§ ENTRIES SHOWN
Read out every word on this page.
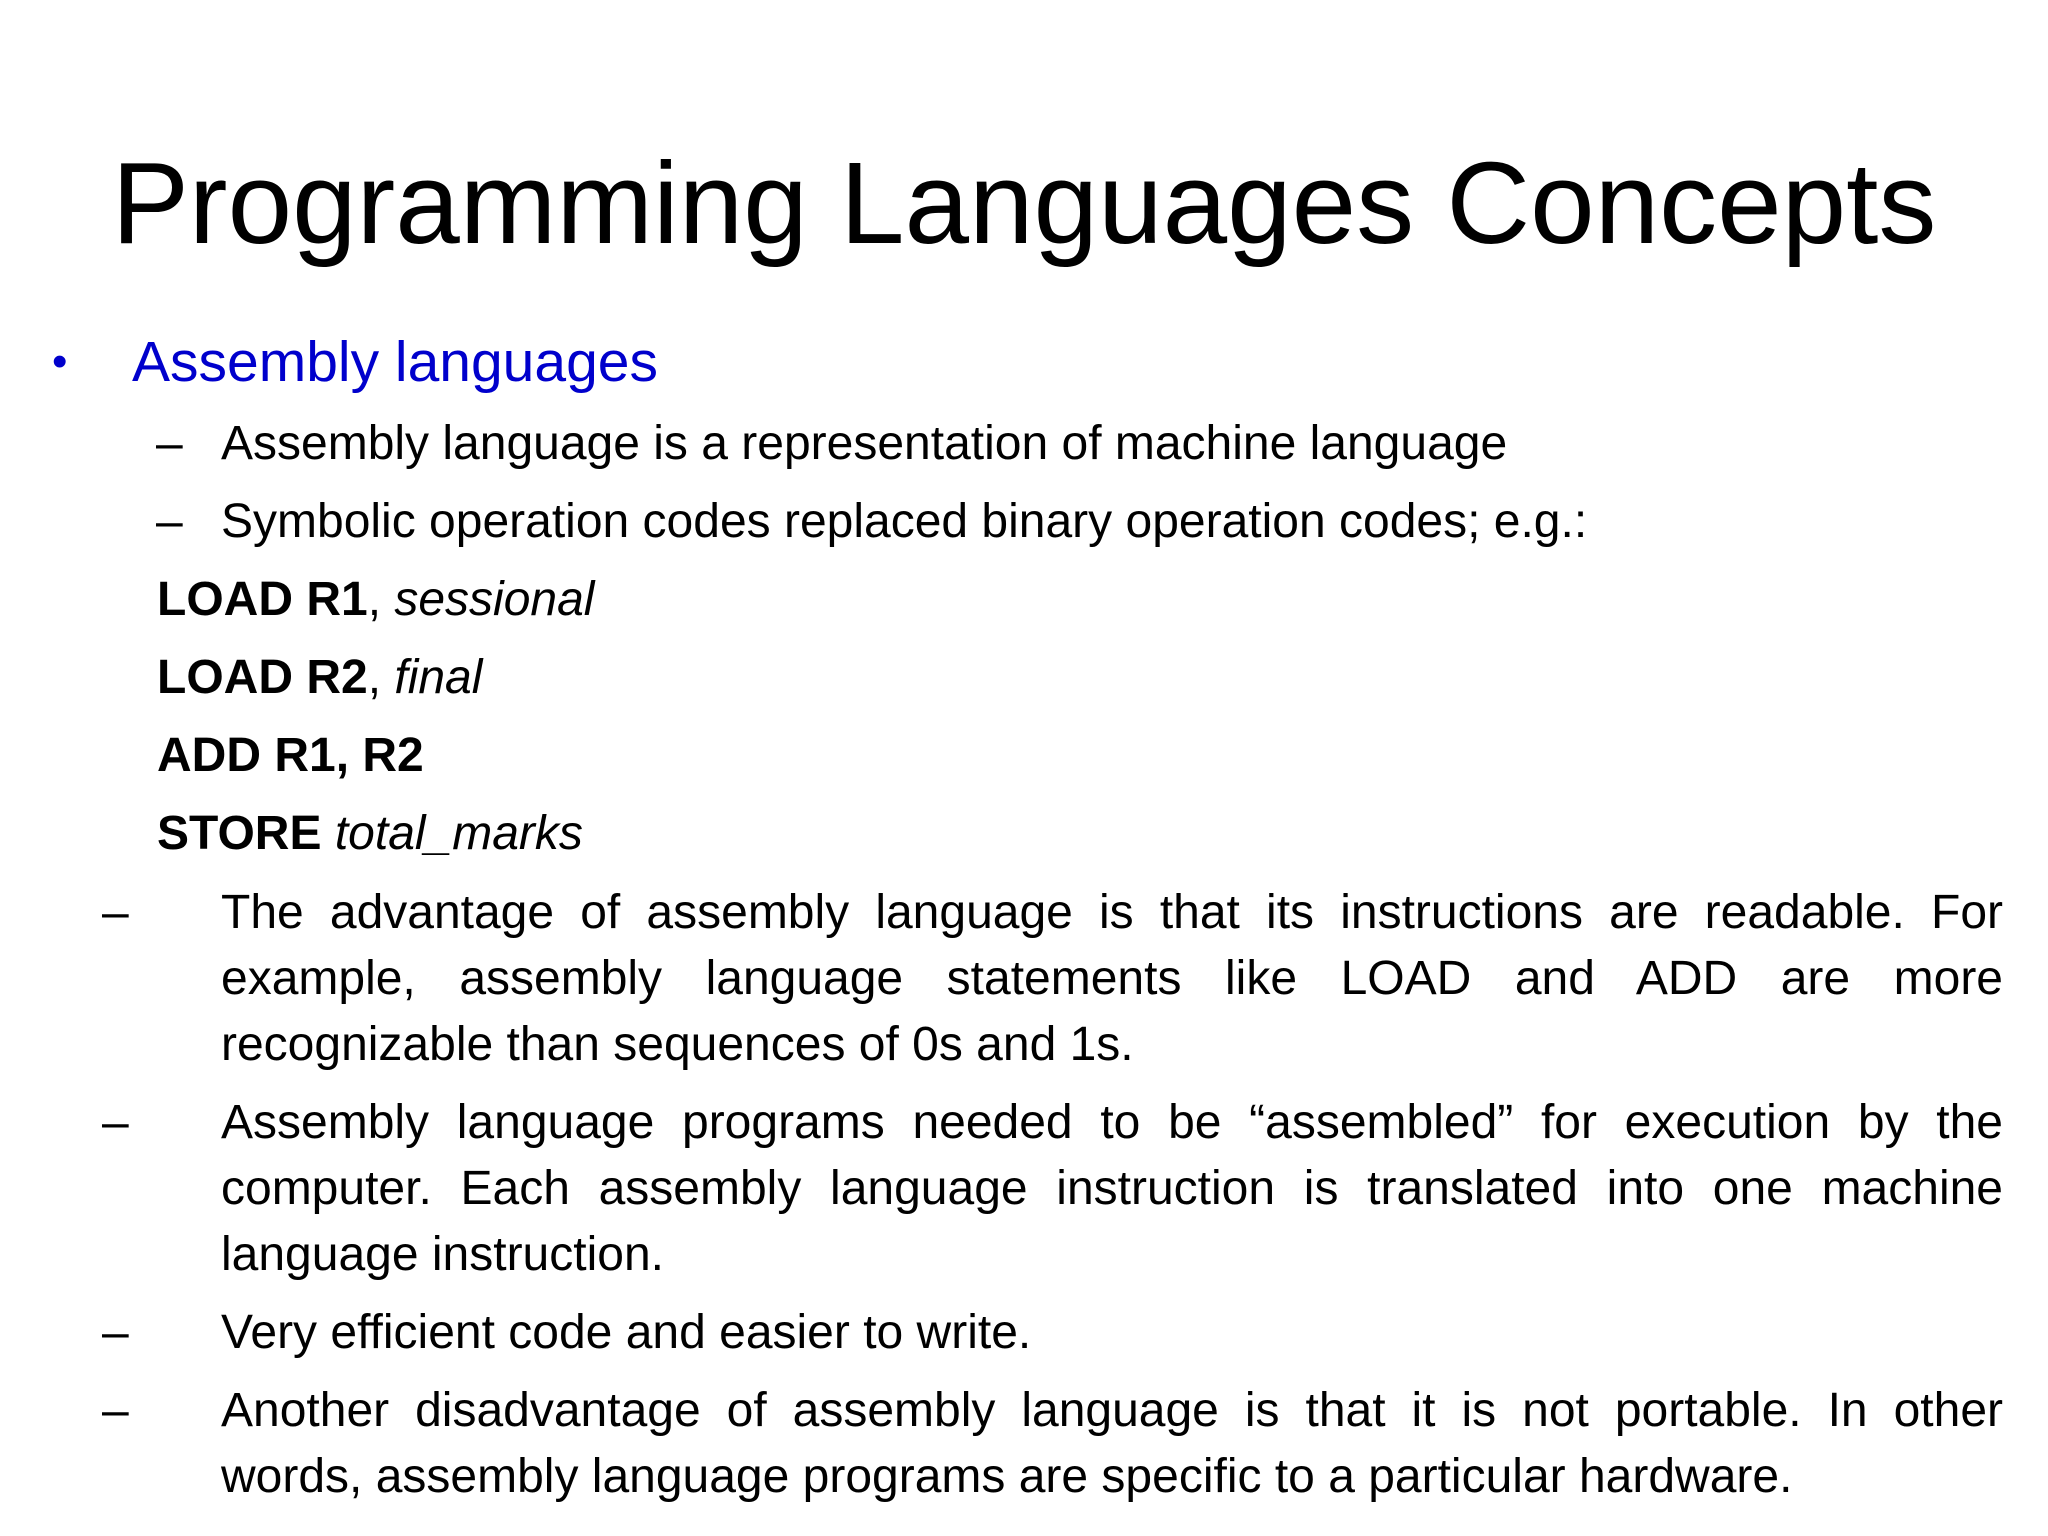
Programming Languages Concepts
• Assembly languages
– Assembly language is a representation of machine language
– Symbolic operation codes replaced binary operation codes; e.g.:
LOAD R1, sessional
LOAD R2, final
ADD R1, R2
STORE total_marks
– The advantage of assembly language is that its instructions are readable. For example, assembly language statements like LOAD and ADD are more recognizable than sequences of 0s and 1s.
– Assembly language programs needed to be “assembled” for execution by the computer. Each assembly language instruction is translated into one machine language instruction.
– Very efficient code and easier to write.
– Another disadvantage of assembly language is that it is not portable. In other words, assembly language programs are specific to a particular hardware.
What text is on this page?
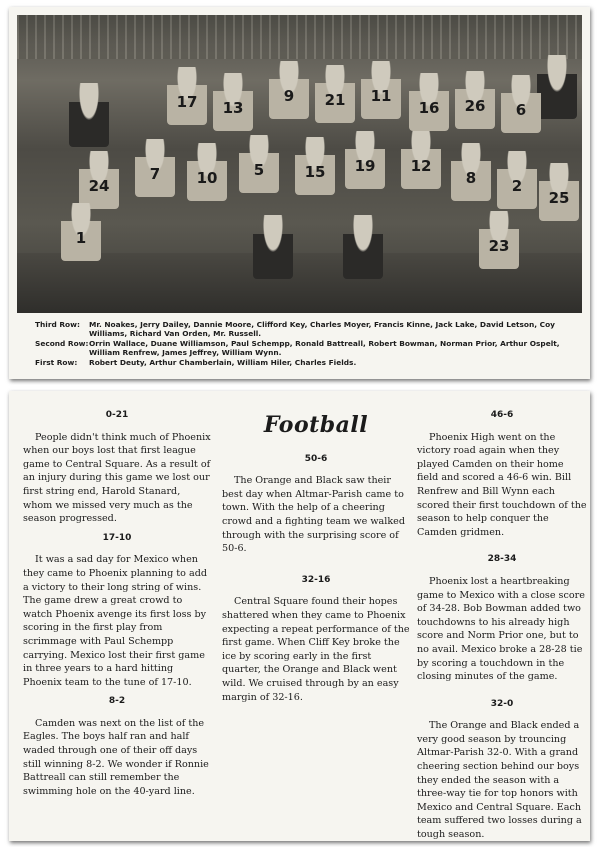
17	13
9	21	11
16	26	6
24
7	10	5	15	19	12
8	2
25
1	23
Third Row:	Mr. Noakes, Jerry Dailey, Dannie Moore, Clifford Key, Charles Moyer, Francis Kinne, Jack Lake, David Letson, Coy Williams, Richard Van Orden, Mr. Russell.
Second Row: Orrin Wallace, Duane Williamson, Paul Schempp, Ronald Battreall, Robert Bowman, Norman Prior, Arthur Ospelt, William Renfrew, James Jeffrey, William Wynn.
First Row:	Robert Deuty, Arthur Chamberlain, William Hiler, Charles Fields.
0-21

People didn't think much of Phoenix when our boys lost that first league game to Central Square. As a result of an injury during this game we lost our first string end, Harold Stanard, whom we missed very much as the season progressed.

17-10

It was a sad day for Mexico when they came to Phoenix planning to add a victory to their long string of wins. The game drew a great crowd to watch Phoenix avenge its first loss by scoring in the first play from scrimmage with Paul Schempp carrying. Mexico lost their first game in three years to a hard hitting Phoenix team to the tune of 17-10.

8-2

Camden was next on the list of the Eagles. The boys half ran and half waded through one of their off days still winning 8-2. We wonder if Ronnie Battreall can still remember the swimming hole on the 40-yard line.

Football
50-6

The Orange and Black saw their best day when Altmar-Parish came to town. With the help of a cheering crowd and a fighting team we walked through with the surprising score of 50-6.

32-16

Central Square found their hopes shattered when they came to Phoenix expecting a repeat performance of the first game. When Cliff Key broke the ice by scoring early in the first quarter, the Orange and Black went wild. We cruised through by an easy margin of 32-16.

46-6

Phoenix High went on the victory road again when they played Camden on their home field and scored a 46-6 win. Bill Renfrew and Bill Wynn each scored their first touchdown of the season to help conquer the Camden gridmen.

28-34

Phoenix lost a heartbreaking game to Mexico with a close score of 34-28. Bob Bowman added two touchdowns to his already high score and Norm Prior one, but to no avail. Mexico broke a 28-28 tie by scoring a touchdown in the closing minutes of the game.

32-0

The Orange and Black ended a very good season by trouncing Altmar-Parish 32-0. With a grand cheering section behind our boys they ended the season with a three-way tie for top honors with Mexico and Central Square. Each team suffered two losses during a tough season.
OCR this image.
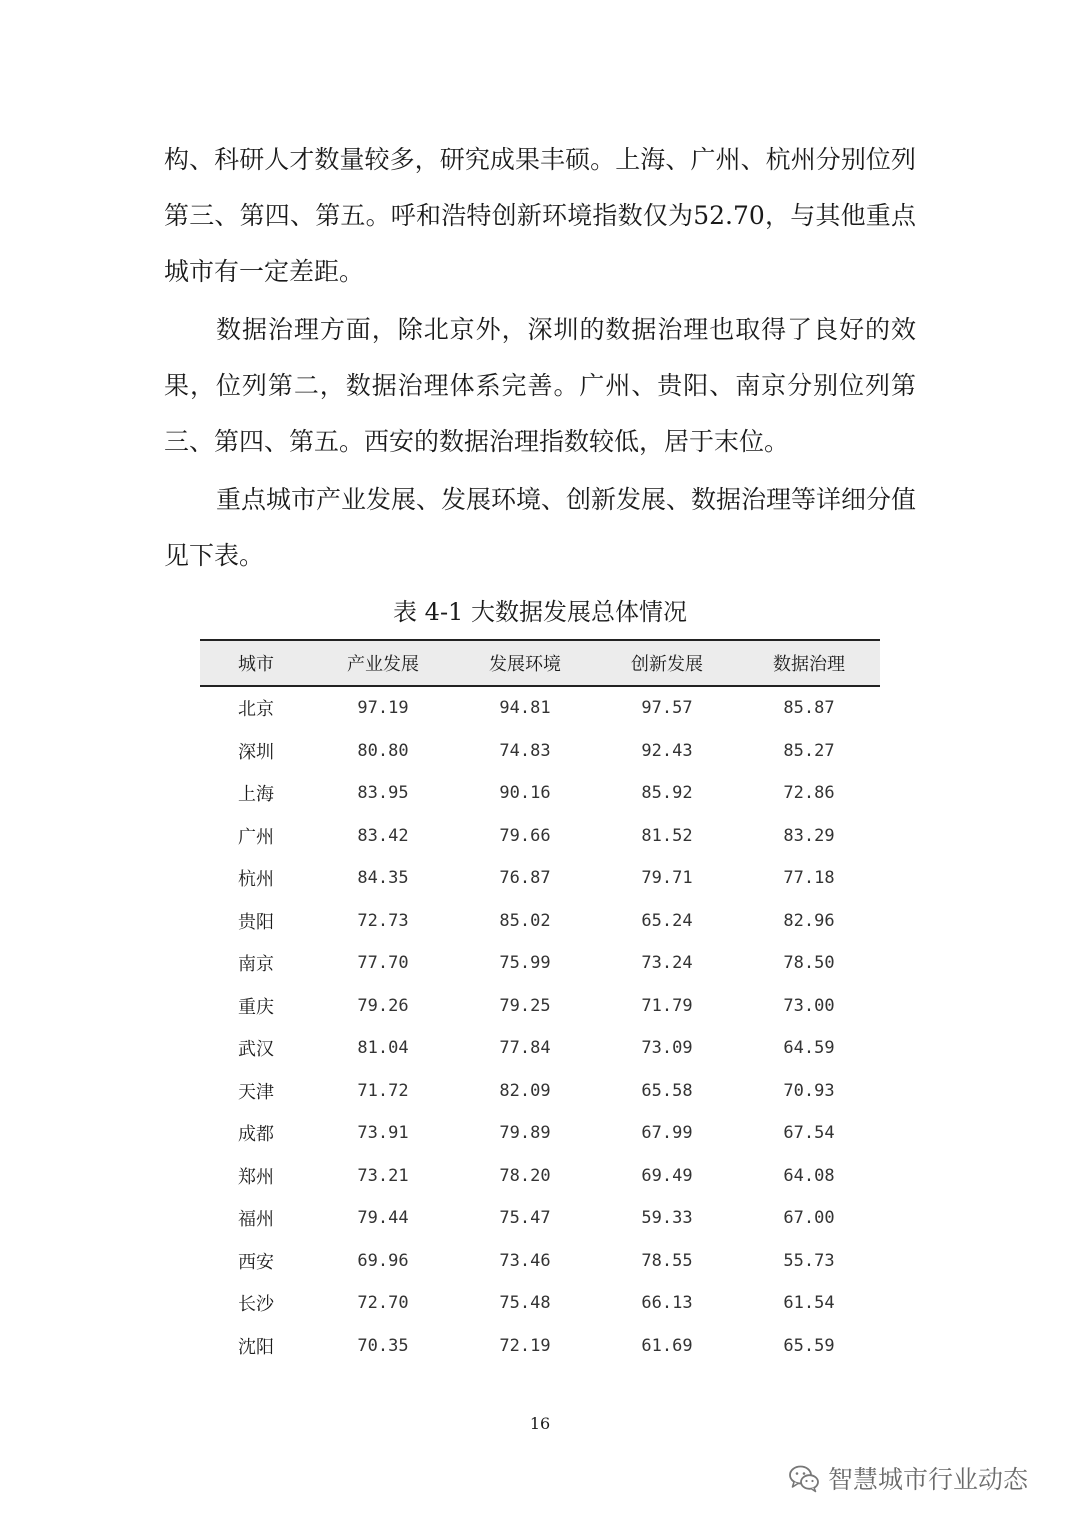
构、科研人才数量较多，研究成果丰硕。上海、广州、杭州分别位列第三、第四、第五。呼和浩特创新环境指数仅为52.70，与其他重点城市有一定差距。

数据治理方面，除北京外，深圳的数据治理也取得了良好的效果，位列第二，数据治理体系完善。广州、贵阳、南京分别位列第三、第四、第五。西安的数据治理指数较低，居于末位。

重点城市产业发展、发展环境、创新发展、数据治理等详细分值见下表。

表 4-1 大数据发展总体情况

城市	产业发展	发展环境	创新发展	数据治理
北京	97.19	94.81	97.57	85.87
深圳	80.80	74.83	92.43	85.27
上海	83.95	90.16	85.92	72.86
广州	83.42	79.66	81.52	83.29
杭州	84.35	76.87	79.71	77.18
贵阳	72.73	85.02	65.24	82.96
南京	77.70	75.99	73.24	78.50
重庆	79.26	79.25	71.79	73.00
武汉	81.04	77.84	73.09	64.59
天津	71.72	82.09	65.58	70.93
成都	73.91	79.89	67.99	67.54
郑州	73.21	78.20	69.49	64.08
福州	79.44	75.47	59.33	67.00
西安	69.96	73.46	78.55	55.73
长沙	72.70	75.48	66.13	61.54
沈阳	70.35	72.19	61.69	65.59
16
智慧城市行业动态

§ STATED TASK
Search the entries for the word "machine" and gather every line where it appears.

§ RESPONSE TO THE EXERCISE
– Assembly language is a representation of machine language
– Assembly language programs needed to be “assembled” for execution by the computer. Each assembly language instruction is translated into one machine language instruction.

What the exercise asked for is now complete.